● Written exercise
Your task is to print all of the data word for word.

++++ Record extracts ++++

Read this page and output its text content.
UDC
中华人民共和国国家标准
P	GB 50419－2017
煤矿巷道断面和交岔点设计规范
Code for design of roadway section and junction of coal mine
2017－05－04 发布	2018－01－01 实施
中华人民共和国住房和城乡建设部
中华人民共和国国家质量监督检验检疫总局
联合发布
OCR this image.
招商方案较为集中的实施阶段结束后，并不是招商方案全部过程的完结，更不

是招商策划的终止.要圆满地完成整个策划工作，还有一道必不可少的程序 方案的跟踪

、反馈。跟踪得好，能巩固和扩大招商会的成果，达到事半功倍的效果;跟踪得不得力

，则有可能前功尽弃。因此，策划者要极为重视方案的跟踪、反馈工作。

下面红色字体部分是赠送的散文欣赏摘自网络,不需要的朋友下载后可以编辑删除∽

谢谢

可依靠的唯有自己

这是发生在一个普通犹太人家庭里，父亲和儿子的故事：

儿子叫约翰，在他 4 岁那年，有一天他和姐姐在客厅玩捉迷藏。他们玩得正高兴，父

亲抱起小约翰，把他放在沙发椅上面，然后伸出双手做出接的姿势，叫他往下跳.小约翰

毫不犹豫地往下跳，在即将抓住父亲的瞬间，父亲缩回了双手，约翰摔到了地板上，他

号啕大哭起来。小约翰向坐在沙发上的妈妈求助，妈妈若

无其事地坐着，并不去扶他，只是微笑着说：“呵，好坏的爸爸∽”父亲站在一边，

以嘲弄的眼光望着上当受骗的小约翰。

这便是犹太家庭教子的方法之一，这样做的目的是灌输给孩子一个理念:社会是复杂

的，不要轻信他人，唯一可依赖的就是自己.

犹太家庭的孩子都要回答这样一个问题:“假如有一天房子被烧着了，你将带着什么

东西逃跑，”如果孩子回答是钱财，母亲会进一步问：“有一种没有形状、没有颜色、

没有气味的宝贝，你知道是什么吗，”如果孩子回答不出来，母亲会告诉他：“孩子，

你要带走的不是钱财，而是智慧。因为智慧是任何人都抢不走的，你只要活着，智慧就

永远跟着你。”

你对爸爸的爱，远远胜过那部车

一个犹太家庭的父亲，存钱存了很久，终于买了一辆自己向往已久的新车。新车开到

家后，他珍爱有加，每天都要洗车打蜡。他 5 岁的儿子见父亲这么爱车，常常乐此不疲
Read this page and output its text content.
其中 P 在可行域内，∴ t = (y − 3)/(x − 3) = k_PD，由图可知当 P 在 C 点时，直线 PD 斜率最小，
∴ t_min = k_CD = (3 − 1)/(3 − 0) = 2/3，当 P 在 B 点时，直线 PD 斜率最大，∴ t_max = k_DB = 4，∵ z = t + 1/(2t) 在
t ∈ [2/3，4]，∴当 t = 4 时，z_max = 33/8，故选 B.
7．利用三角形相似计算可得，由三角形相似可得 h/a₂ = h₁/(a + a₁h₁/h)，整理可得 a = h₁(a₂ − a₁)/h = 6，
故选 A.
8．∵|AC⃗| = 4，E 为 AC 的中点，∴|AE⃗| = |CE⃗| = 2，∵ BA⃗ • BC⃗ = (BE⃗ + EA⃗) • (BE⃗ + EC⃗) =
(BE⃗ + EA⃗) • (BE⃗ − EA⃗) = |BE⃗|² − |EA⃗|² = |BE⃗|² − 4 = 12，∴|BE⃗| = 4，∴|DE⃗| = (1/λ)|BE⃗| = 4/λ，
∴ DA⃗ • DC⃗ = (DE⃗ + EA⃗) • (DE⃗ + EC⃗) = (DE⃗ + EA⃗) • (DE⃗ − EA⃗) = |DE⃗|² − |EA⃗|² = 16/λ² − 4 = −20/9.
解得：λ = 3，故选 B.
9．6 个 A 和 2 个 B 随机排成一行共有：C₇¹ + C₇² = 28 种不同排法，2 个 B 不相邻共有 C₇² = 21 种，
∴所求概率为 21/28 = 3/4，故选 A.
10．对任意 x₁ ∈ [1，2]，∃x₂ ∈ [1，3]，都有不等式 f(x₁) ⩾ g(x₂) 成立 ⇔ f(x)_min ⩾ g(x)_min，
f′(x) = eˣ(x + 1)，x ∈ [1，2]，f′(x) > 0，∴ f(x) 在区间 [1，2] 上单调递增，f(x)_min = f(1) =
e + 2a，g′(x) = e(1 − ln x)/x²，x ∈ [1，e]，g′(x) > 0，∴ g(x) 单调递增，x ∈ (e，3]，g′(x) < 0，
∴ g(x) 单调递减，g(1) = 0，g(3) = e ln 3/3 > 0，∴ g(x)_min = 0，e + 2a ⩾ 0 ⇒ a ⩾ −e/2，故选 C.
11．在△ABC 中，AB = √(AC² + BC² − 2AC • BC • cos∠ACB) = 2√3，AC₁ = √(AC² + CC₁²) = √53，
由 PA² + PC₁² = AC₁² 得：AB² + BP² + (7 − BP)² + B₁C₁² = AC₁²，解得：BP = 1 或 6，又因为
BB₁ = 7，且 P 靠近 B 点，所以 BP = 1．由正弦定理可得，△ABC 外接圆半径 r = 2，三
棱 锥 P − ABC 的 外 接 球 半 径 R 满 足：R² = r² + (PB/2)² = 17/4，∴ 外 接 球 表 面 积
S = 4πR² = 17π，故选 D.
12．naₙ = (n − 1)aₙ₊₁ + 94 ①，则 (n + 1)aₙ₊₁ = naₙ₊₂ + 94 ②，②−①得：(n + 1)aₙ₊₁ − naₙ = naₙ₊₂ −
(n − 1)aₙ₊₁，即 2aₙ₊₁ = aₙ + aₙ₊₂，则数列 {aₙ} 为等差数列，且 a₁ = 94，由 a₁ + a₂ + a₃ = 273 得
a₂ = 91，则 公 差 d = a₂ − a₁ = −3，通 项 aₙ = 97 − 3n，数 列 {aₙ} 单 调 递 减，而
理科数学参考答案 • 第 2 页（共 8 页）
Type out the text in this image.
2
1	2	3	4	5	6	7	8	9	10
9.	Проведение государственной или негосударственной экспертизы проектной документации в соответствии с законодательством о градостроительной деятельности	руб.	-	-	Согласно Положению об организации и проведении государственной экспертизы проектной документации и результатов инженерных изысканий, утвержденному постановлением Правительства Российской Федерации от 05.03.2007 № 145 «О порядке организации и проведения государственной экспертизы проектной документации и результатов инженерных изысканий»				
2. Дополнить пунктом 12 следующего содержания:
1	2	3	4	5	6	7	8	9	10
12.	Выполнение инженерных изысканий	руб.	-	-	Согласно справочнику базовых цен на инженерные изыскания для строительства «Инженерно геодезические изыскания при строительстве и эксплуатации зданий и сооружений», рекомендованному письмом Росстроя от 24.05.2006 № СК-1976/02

++++

● Solution
Read this page and output its text content.
UDC
中华人民共和国国家标准
P	GB 50419－2017
煤矿巷道断面和交岔点设计规范
Code for design of roadway section and junction of coal mine
2017－05－04 发布	2018－01－01 实施
中华人民共和国住房和城乡建设部
中华人民共和国国家质量监督检验检疫总局
联合发布
OCR this image.
招商方案较为集中的实施阶段结束后，并不是招商方案全部过程的完结，更不

是招商策划的终止.要圆满地完成整个策划工作，还有一道必不可少的程序 方案的跟踪

、反馈。跟踪得好，能巩固和扩大招商会的成果，达到事半功倍的效果;跟踪得不得力

，则有可能前功尽弃。因此，策划者要极为重视方案的跟踪、反馈工作。

下面红色字体部分是赠送的散文欣赏摘自网络,不需要的朋友下载后可以编辑删除∽

谢谢

可依靠的唯有自己

这是发生在一个普通犹太人家庭里，父亲和儿子的故事：

儿子叫约翰，在他 4 岁那年，有一天他和姐姐在客厅玩捉迷藏。他们玩得正高兴，父

亲抱起小约翰，把他放在沙发椅上面，然后伸出双手做出接的姿势，叫他往下跳.小约翰

毫不犹豫地往下跳，在即将抓住父亲的瞬间，父亲缩回了双手，约翰摔到了地板上，他

号啕大哭起来。小约翰向坐在沙发上的妈妈求助，妈妈若

无其事地坐着，并不去扶他，只是微笑着说：“呵，好坏的爸爸∽”父亲站在一边，

以嘲弄的眼光望着上当受骗的小约翰。

这便是犹太家庭教子的方法之一，这样做的目的是灌输给孩子一个理念:社会是复杂

的，不要轻信他人，唯一可依赖的就是自己.

犹太家庭的孩子都要回答这样一个问题:“假如有一天房子被烧着了，你将带着什么

东西逃跑，”如果孩子回答是钱财，母亲会进一步问：“有一种没有形状、没有颜色、

没有气味的宝贝，你知道是什么吗，”如果孩子回答不出来，母亲会告诉他：“孩子，

你要带走的不是钱财，而是智慧。因为智慧是任何人都抢不走的，你只要活着，智慧就

永远跟着你。”

你对爸爸的爱，远远胜过那部车

一个犹太家庭的父亲，存钱存了很久，终于买了一辆自己向往已久的新车。新车开到

家后，他珍爱有加，每天都要洗车打蜡。他 5 岁的儿子见父亲这么爱车，常常乐此不疲
Read this page and output its text content.
其中 P 在可行域内，∴ t = (y − 3)/(x − 3) = k_PD，由图可知当 P 在 C 点时，直线 PD 斜率最小，
∴ t_min = k_CD = (3 − 1)/(3 − 0) = 2/3，当 P 在 B 点时，直线 PD 斜率最大，∴ t_max = k_DB = 4，∵ z = t + 1/(2t) 在
t ∈ [2/3，4]，∴当 t = 4 时，z_max = 33/8，故选 B.
7．利用三角形相似计算可得，由三角形相似可得 h/a₂ = h₁/(a + a₁h₁/h)，整理可得 a = h₁(a₂ − a₁)/h = 6，
故选 A.
8．∵|AC⃗| = 4，E 为 AC 的中点，∴|AE⃗| = |CE⃗| = 2，∵ BA⃗ • BC⃗ = (BE⃗ + EA⃗) • (BE⃗ + EC⃗) =
(BE⃗ + EA⃗) • (BE⃗ − EA⃗) = |BE⃗|² − |EA⃗|² = |BE⃗|² − 4 = 12，∴|BE⃗| = 4，∴|DE⃗| = (1/λ)|BE⃗| = 4/λ，
∴ DA⃗ • DC⃗ = (DE⃗ + EA⃗) • (DE⃗ + EC⃗) = (DE⃗ + EA⃗) • (DE⃗ − EA⃗) = |DE⃗|² − |EA⃗|² = 16/λ² − 4 = −20/9.
解得：λ = 3，故选 B.
9．6 个 A 和 2 个 B 随机排成一行共有：C₇¹ + C₇² = 28 种不同排法，2 个 B 不相邻共有 C₇² = 21 种，
∴所求概率为 21/28 = 3/4，故选 A.
10．对任意 x₁ ∈ [1，2]，∃x₂ ∈ [1，3]，都有不等式 f(x₁) ⩾ g(x₂) 成立 ⇔ f(x)_min ⩾ g(x)_min，
f′(x) = eˣ(x + 1)，x ∈ [1，2]，f′(x) > 0，∴ f(x) 在区间 [1，2] 上单调递增，f(x)_min = f(1) =
e + 2a，g′(x) = e(1 − ln x)/x²，x ∈ [1，e]，g′(x) > 0，∴ g(x) 单调递增，x ∈ (e，3]，g′(x) < 0，
∴ g(x) 单调递减，g(1) = 0，g(3) = e ln 3/3 > 0，∴ g(x)_min = 0，e + 2a ⩾ 0 ⇒ a ⩾ −e/2，故选 C.
11．在△ABC 中，AB = √(AC² + BC² − 2AC • BC • cos∠ACB) = 2√3，AC₁ = √(AC² + CC₁²) = √53，
由 PA² + PC₁² = AC₁² 得：AB² + BP² + (7 − BP)² + B₁C₁² = AC₁²，解得：BP = 1 或 6，又因为
BB₁ = 7，且 P 靠近 B 点，所以 BP = 1．由正弦定理可得，△ABC 外接圆半径 r = 2，三
棱 锥 P − ABC 的 外 接 球 半 径 R 满 足：R² = r² + (PB/2)² = 17/4，∴ 外 接 球 表 面 积
S = 4πR² = 17π，故选 D.
12．naₙ = (n − 1)aₙ₊₁ + 94 ①，则 (n + 1)aₙ₊₁ = naₙ₊₂ + 94 ②，②−①得：(n + 1)aₙ₊₁ − naₙ = naₙ₊₂ −
(n − 1)aₙ₊₁，即 2aₙ₊₁ = aₙ + aₙ₊₂，则数列 {aₙ} 为等差数列，且 a₁ = 94，由 a₁ + a₂ + a₃ = 273 得
a₂ = 91，则 公 差 d = a₂ − a₁ = −3，通 项 aₙ = 97 − 3n，数 列 {aₙ} 单 调 递 减，而
理科数学参考答案 • 第 2 页（共 8 页）
Type out the text in this image.
2
1	2	3	4	5	6	7	8	9	10
9.	Проведение государственной или негосударственной экспертизы проектной документации в соответствии с законодательством о градостроительной деятельности	руб.	-	-	Согласно Положению об организации и проведении государственной экспертизы проектной документации и результатов инженерных изысканий, утвержденному постановлением Правительства Российской Федерации от 05.03.2007 № 145 «О порядке организации и проведения государственной экспертизы проектной документации и результатов инженерных изысканий»				
2. Дополнить пунктом 12 следующего содержания:
1	2	3	4	5	6	7	8	9	10
12.	Выполнение инженерных изысканий	руб.	-	-	Согласно справочнику базовых цен на инженерные изыскания для строительства «Инженерно геодезические изыскания при строительстве и эксплуатации зданий и сооружений», рекомендованному письмом Росстроя от 24.05.2006 № СК-1976/02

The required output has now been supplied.